Exercise goal: Your task is to repeat all of the material exactly.

Supplied information:
::::
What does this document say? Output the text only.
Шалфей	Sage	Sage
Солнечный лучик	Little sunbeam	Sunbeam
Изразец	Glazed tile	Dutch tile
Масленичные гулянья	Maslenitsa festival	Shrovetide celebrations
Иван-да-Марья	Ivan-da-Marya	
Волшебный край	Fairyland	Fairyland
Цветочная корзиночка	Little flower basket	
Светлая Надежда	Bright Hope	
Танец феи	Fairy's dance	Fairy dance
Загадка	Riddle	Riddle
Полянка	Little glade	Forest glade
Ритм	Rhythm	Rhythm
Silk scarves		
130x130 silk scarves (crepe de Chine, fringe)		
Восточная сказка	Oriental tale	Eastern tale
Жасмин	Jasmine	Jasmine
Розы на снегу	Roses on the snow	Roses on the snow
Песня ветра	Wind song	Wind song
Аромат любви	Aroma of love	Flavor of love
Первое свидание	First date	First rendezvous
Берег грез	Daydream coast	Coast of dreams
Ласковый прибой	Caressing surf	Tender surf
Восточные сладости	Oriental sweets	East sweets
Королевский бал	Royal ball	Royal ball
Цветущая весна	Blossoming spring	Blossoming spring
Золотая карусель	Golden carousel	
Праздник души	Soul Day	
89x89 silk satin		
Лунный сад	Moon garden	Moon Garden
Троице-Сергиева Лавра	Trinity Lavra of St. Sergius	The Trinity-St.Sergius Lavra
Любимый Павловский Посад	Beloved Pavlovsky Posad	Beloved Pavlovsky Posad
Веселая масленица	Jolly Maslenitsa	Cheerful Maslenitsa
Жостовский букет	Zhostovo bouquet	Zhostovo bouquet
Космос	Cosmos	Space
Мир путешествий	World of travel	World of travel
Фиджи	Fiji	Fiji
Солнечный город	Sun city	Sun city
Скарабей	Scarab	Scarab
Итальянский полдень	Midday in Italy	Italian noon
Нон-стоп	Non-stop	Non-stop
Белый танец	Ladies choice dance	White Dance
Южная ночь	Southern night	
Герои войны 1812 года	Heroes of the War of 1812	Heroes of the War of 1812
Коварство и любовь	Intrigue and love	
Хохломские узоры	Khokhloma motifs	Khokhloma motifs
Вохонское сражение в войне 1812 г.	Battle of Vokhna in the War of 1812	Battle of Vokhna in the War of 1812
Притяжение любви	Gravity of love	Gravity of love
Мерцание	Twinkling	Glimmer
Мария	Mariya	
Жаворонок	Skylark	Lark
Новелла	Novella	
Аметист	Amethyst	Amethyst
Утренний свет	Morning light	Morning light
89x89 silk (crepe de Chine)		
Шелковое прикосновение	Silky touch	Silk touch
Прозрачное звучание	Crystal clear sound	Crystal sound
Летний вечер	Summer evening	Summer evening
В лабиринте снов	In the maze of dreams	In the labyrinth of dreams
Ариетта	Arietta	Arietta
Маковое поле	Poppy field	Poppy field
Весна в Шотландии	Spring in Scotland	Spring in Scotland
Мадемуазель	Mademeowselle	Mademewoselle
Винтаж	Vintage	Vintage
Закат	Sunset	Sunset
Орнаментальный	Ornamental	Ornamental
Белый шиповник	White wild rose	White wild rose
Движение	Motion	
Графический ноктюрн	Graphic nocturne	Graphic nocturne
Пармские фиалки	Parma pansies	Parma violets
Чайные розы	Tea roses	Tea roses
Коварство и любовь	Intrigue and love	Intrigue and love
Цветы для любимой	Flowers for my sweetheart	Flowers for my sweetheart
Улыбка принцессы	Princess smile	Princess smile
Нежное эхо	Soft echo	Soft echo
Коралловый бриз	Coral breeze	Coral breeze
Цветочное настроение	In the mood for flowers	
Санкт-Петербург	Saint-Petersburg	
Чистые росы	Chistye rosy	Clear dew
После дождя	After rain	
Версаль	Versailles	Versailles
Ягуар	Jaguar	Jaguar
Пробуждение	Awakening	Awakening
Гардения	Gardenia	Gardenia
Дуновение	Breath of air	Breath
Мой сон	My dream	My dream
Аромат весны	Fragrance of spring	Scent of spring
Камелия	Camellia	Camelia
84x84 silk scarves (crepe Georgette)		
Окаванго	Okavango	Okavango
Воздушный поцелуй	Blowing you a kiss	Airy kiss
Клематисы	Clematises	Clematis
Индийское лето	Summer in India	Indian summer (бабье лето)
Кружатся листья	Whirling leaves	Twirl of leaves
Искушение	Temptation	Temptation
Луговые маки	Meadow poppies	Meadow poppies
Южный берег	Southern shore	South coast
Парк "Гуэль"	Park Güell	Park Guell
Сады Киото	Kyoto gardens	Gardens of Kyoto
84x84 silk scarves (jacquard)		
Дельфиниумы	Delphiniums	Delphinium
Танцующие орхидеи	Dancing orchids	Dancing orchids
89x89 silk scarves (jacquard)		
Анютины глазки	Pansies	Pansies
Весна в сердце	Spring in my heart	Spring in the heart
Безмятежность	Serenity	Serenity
::::
Exercise output:
What does this document say? Output the text only.
Шалфей	Sage	Sage
Солнечный лучик	Little sunbeam	Sunbeam
Изразец	Glazed tile	Dutch tile
Масленичные гулянья	Maslenitsa festival	Shrovetide celebrations
Иван-да-Марья	Ivan-da-Marya	
Волшебный край	Fairyland	Fairyland
Цветочная корзиночка	Little flower basket	
Светлая Надежда	Bright Hope	
Танец феи	Fairy's dance	Fairy dance
Загадка	Riddle	Riddle
Полянка	Little glade	Forest glade
Ритм	Rhythm	Rhythm
Silk scarves		
130x130 silk scarves (crepe de Chine, fringe)		
Восточная сказка	Oriental tale	Eastern tale
Жасмин	Jasmine	Jasmine
Розы на снегу	Roses on the snow	Roses on the snow
Песня ветра	Wind song	Wind song
Аромат любви	Aroma of love	Flavor of love
Первое свидание	First date	First rendezvous
Берег грез	Daydream coast	Coast of dreams
Ласковый прибой	Caressing surf	Tender surf
Восточные сладости	Oriental sweets	East sweets
Королевский бал	Royal ball	Royal ball
Цветущая весна	Blossoming spring	Blossoming spring
Золотая карусель	Golden carousel	
Праздник души	Soul Day	
89x89 silk satin		
Лунный сад	Moon garden	Moon Garden
Троице-Сергиева Лавра	Trinity Lavra of St. Sergius	The Trinity-St.Sergius Lavra
Любимый Павловский Посад	Beloved Pavlovsky Posad	Beloved Pavlovsky Posad
Веселая масленица	Jolly Maslenitsa	Cheerful Maslenitsa
Жостовский букет	Zhostovo bouquet	Zhostovo bouquet
Космос	Cosmos	Space
Мир путешествий	World of travel	World of travel
Фиджи	Fiji	Fiji
Солнечный город	Sun city	Sun city
Скарабей	Scarab	Scarab
Итальянский полдень	Midday in Italy	Italian noon
Нон-стоп	Non-stop	Non-stop
Белый танец	Ladies choice dance	White Dance
Южная ночь	Southern night	
Герои войны 1812 года	Heroes of the War of 1812	Heroes of the War of 1812
Коварство и любовь	Intrigue and love	
Хохломские узоры	Khokhloma motifs	Khokhloma motifs
Вохонское сражение в войне 1812 г.	Battle of Vokhna in the War of 1812	Battle of Vokhna in the War of 1812
Притяжение любви	Gravity of love	Gravity of love
Мерцание	Twinkling	Glimmer
Мария	Mariya	
Жаворонок	Skylark	Lark
Новелла	Novella	
Аметист	Amethyst	Amethyst
Утренний свет	Morning light	Morning light
89x89 silk (crepe de Chine)		
Шелковое прикосновение	Silky touch	Silk touch
Прозрачное звучание	Crystal clear sound	Crystal sound
Летний вечер	Summer evening	Summer evening
В лабиринте снов	In the maze of dreams	In the labyrinth of dreams
Ариетта	Arietta	Arietta
Маковое поле	Poppy field	Poppy field
Весна в Шотландии	Spring in Scotland	Spring in Scotland
Мадемуазель	Mademeowselle	Mademewoselle
Винтаж	Vintage	Vintage
Закат	Sunset	Sunset
Орнаментальный	Ornamental	Ornamental
Белый шиповник	White wild rose	White wild rose
Движение	Motion	
Графический ноктюрн	Graphic nocturne	Graphic nocturne
Пармские фиалки	Parma pansies	Parma violets
Чайные розы	Tea roses	Tea roses
Коварство и любовь	Intrigue and love	Intrigue and love
Цветы для любимой	Flowers for my sweetheart	Flowers for my sweetheart
Улыбка принцессы	Princess smile	Princess smile
Нежное эхо	Soft echo	Soft echo
Коралловый бриз	Coral breeze	Coral breeze
Цветочное настроение	In the mood for flowers	
Санкт-Петербург	Saint-Petersburg	
Чистые росы	Chistye rosy	Clear dew
После дождя	After rain	
Версаль	Versailles	Versailles
Ягуар	Jaguar	Jaguar
Пробуждение	Awakening	Awakening
Гардения	Gardenia	Gardenia
Дуновение	Breath of air	Breath
Мой сон	My dream	My dream
Аромат весны	Fragrance of spring	Scent of spring
Камелия	Camellia	Camelia
84x84 silk scarves (crepe Georgette)		
Окаванго	Okavango	Okavango
Воздушный поцелуй	Blowing you a kiss	Airy kiss
Клематисы	Clematises	Clematis
Индийское лето	Summer in India	Indian summer (бабье лето)
Кружатся листья	Whirling leaves	Twirl of leaves
Искушение	Temptation	Temptation
Луговые маки	Meadow poppies	Meadow poppies
Южный берег	Southern shore	South coast
Парк "Гуэль"	Park Güell	Park Guell
Сады Киото	Kyoto gardens	Gardens of Kyoto
84x84 silk scarves (jacquard)		
Дельфиниумы	Delphiniums	Delphinium
Танцующие орхидеи	Dancing orchids	Dancing orchids
89x89 silk scarves (jacquard)		
Анютины глазки	Pansies	Pansies
Весна в сердце	Spring in my heart	Spring in the heart
Безмятежность	Serenity	Serenity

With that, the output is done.